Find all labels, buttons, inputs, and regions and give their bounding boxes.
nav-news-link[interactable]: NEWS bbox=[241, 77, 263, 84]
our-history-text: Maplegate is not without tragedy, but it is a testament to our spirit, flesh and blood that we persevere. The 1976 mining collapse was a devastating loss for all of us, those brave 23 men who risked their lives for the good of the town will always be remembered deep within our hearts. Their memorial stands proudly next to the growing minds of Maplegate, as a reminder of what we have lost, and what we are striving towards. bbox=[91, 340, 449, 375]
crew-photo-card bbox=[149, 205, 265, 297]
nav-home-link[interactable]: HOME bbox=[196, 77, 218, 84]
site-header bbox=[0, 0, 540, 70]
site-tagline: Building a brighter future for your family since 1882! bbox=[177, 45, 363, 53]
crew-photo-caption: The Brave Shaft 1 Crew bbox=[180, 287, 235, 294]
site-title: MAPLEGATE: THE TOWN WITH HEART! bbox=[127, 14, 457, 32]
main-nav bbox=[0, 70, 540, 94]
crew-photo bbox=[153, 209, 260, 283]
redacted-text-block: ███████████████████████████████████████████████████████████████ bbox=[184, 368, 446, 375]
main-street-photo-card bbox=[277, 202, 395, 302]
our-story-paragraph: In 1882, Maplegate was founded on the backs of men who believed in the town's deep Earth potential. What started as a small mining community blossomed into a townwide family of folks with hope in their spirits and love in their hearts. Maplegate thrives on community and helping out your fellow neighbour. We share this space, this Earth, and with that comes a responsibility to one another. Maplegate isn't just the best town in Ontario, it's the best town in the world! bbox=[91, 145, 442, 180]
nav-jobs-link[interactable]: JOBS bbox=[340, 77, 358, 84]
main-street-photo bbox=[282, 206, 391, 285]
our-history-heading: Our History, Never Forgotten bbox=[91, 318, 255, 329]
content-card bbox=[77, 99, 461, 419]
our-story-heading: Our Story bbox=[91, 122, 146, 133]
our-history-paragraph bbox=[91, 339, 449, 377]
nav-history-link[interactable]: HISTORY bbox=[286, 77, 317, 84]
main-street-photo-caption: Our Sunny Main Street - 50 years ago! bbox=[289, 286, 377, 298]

---

# Work instructions
Convert the stretch of data from its start through the line containing "crew-photo-caption: The Brave" into a Markdown table with columns named No. and Text, numbering each row and leaving out any blank lines.

# Result of the exercise
| No. | Text |
|---|---|
| 1 | Find all labels, buttons, inputs, and regions and give their bounding boxes. |
| 2 | nav-news-link[interactable]: NEWS bbox=[241, 77, 263, 84] |
| 3 | our-history-text: Maplegate is not without tragedy, but it is a testament to our spirit, flesh and blood that we persevere. The 1976 mining collapse was a devastating loss for all of us, those brave 23 men who risked their lives for the good of the town will always be remembered deep within our hearts. Their memorial stands proudly next to the growing minds of Maplegate, as a reminder of what we have lost, and what we are striving towards. bbox=[91, 340, 449, 375] |
| 4 | crew-photo-card bbox=[149, 205, 265, 297] |
| 5 | nav-home-link[interactable]: HOME bbox=[196, 77, 218, 84] |
| 6 | site-header bbox=[0, 0, 540, 70] |
| 7 | site-tagline: Building a brighter future for your family since 1882! bbox=[177, 45, 363, 53] |
| 8 | crew-photo-caption: The Brave Shaft 1 Crew bbox=[180, 287, 235, 294] |